>> Start

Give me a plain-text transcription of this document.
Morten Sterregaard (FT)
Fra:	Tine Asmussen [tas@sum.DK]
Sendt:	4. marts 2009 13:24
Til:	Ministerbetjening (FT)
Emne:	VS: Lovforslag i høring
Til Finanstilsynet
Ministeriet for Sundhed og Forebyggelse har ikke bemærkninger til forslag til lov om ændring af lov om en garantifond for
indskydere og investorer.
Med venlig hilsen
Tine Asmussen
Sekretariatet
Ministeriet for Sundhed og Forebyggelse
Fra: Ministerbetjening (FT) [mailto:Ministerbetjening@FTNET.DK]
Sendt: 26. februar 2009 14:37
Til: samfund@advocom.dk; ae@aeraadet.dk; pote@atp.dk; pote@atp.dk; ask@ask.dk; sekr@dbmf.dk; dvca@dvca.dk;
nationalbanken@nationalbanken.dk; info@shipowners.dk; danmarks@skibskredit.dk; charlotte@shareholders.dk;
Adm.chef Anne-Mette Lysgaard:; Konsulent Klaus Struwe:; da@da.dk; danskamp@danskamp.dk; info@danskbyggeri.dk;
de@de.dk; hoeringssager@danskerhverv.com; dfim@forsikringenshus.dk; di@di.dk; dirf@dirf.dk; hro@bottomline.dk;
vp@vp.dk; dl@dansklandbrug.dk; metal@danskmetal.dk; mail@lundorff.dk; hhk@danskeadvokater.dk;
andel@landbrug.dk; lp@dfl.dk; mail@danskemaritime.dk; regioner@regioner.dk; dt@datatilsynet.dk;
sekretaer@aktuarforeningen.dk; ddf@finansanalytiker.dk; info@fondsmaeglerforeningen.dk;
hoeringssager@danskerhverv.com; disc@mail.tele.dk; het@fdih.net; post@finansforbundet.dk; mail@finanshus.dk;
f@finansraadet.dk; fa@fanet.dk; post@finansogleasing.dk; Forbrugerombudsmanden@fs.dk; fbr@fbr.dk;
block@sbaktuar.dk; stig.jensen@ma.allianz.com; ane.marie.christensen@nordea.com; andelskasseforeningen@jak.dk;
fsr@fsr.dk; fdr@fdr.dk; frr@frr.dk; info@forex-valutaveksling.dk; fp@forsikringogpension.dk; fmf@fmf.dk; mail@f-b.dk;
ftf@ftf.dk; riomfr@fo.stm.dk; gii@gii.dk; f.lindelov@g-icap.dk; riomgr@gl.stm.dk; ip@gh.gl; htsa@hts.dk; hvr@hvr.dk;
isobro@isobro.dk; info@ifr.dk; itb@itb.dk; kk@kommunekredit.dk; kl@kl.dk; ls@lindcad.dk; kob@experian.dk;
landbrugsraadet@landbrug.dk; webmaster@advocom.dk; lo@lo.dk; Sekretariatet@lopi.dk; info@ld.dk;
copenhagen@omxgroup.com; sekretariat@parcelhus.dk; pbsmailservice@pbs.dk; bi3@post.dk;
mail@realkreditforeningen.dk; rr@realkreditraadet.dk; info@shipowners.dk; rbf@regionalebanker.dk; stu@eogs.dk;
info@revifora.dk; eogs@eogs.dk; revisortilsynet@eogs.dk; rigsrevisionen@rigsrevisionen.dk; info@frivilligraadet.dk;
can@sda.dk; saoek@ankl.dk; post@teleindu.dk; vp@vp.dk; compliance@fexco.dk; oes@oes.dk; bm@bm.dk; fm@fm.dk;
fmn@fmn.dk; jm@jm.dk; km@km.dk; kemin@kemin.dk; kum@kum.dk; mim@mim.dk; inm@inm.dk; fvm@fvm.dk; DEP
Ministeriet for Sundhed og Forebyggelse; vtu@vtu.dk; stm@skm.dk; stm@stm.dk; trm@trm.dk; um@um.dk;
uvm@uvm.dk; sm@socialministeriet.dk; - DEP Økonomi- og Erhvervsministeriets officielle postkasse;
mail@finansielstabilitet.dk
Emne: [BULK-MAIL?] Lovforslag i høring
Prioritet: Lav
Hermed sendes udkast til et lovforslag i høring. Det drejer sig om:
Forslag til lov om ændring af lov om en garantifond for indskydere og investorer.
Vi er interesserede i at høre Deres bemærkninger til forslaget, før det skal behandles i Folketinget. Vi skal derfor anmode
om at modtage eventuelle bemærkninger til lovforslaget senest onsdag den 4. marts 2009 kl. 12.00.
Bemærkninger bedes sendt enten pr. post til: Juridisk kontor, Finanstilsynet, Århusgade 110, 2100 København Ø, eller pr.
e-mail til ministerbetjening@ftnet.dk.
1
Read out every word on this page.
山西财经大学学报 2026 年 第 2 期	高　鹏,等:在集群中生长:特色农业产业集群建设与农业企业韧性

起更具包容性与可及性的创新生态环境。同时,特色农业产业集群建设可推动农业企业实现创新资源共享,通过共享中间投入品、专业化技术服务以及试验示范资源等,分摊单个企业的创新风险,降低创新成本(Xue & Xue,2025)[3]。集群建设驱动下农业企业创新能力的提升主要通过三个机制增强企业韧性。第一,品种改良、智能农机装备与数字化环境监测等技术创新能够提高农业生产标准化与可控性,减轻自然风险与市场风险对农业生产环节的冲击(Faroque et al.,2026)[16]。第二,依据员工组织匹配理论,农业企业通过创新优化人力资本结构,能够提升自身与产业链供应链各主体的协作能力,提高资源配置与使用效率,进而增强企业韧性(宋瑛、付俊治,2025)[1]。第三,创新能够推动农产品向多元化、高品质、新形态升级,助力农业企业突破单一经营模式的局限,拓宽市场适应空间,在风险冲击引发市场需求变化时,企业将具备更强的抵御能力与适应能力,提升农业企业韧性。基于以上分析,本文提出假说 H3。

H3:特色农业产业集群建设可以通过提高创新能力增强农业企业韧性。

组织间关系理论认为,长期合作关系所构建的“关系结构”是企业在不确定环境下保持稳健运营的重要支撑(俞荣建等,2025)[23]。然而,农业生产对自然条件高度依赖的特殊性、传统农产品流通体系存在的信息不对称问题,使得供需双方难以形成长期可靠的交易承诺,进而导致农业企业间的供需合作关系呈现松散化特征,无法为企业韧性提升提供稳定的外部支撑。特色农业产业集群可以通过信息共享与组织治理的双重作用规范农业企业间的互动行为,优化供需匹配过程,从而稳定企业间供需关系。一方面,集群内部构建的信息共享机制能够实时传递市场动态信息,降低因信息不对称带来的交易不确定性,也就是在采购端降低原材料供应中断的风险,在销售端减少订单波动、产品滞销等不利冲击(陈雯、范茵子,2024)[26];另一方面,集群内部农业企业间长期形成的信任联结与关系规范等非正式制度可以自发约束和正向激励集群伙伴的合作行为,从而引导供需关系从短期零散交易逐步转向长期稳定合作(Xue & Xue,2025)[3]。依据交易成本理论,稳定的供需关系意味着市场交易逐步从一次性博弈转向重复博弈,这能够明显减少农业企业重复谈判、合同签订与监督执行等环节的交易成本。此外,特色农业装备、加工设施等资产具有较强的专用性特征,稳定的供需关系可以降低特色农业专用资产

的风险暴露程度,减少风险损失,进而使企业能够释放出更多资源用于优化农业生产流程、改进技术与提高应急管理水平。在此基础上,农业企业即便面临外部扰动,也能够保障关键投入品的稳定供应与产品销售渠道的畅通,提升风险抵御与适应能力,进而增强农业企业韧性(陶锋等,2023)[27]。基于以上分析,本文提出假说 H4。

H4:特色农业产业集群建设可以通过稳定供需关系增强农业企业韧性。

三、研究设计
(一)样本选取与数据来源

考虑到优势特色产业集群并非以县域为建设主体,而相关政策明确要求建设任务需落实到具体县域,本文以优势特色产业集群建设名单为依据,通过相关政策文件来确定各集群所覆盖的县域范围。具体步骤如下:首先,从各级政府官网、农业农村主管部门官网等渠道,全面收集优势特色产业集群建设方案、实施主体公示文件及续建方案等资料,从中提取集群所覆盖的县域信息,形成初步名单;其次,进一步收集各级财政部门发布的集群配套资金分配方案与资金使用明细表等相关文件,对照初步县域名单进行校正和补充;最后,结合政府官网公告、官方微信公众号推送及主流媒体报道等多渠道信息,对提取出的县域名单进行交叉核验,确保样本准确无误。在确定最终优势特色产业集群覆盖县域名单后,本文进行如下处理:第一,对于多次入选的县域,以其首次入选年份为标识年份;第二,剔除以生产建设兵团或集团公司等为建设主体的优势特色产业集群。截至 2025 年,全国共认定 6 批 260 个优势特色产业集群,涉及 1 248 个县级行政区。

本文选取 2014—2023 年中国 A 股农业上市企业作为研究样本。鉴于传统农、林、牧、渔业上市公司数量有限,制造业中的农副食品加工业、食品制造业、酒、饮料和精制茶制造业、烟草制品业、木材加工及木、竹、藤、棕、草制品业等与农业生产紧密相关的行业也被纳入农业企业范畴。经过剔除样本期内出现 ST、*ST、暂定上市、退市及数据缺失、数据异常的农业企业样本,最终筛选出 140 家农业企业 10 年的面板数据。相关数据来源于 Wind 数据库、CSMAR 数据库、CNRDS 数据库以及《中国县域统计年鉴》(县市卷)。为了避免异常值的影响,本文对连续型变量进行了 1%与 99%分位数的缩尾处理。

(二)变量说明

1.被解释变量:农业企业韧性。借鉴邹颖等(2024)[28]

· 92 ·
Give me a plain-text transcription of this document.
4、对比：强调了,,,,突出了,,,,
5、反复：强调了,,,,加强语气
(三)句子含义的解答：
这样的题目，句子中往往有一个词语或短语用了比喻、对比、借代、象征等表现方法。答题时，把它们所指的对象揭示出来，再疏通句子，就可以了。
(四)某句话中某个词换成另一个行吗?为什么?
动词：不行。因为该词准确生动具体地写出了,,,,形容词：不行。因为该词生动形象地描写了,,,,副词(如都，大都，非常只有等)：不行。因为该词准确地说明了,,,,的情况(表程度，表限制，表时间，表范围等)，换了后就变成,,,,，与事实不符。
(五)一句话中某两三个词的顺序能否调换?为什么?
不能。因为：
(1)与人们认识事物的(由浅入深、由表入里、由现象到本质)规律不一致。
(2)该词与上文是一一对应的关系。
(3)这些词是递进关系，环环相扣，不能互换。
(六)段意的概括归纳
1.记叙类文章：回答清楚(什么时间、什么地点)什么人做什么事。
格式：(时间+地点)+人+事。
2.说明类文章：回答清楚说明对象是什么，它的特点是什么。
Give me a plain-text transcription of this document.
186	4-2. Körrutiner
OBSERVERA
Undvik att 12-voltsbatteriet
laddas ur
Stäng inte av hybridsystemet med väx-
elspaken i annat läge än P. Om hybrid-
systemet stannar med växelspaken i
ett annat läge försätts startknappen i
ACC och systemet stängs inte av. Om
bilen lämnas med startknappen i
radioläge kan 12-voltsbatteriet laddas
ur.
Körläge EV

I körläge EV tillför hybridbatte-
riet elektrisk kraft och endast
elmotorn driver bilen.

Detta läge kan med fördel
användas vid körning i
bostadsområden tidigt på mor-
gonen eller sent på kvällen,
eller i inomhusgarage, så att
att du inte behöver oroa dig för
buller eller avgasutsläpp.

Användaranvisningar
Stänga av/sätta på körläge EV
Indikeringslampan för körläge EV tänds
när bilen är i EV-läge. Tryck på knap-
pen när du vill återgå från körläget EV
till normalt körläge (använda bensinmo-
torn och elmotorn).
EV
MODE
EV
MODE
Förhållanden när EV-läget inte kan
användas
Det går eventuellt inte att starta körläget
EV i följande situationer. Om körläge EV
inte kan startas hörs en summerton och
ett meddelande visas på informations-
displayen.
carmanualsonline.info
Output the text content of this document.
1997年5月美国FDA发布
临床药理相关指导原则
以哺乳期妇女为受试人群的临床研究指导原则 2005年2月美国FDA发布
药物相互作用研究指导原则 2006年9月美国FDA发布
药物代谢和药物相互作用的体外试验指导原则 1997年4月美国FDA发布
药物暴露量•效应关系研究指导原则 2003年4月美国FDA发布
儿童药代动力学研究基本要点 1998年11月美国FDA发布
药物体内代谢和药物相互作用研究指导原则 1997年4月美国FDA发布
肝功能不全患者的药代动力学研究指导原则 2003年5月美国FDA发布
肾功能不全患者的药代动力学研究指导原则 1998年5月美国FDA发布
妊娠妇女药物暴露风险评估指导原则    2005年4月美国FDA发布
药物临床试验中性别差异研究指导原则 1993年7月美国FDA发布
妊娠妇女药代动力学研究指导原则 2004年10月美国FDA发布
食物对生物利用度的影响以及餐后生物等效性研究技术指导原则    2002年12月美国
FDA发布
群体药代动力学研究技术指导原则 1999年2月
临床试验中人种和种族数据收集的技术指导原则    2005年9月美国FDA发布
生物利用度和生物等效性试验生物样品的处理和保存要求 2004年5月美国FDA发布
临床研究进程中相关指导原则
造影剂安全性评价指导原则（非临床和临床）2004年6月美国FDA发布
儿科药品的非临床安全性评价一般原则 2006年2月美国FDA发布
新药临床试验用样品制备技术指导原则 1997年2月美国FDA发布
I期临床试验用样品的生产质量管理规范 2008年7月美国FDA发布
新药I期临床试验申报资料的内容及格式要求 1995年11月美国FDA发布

>> End

What the task requires:
Your answer should be a single number: the count of lines in these records that hold the string "garantifond".

Result of the task:
2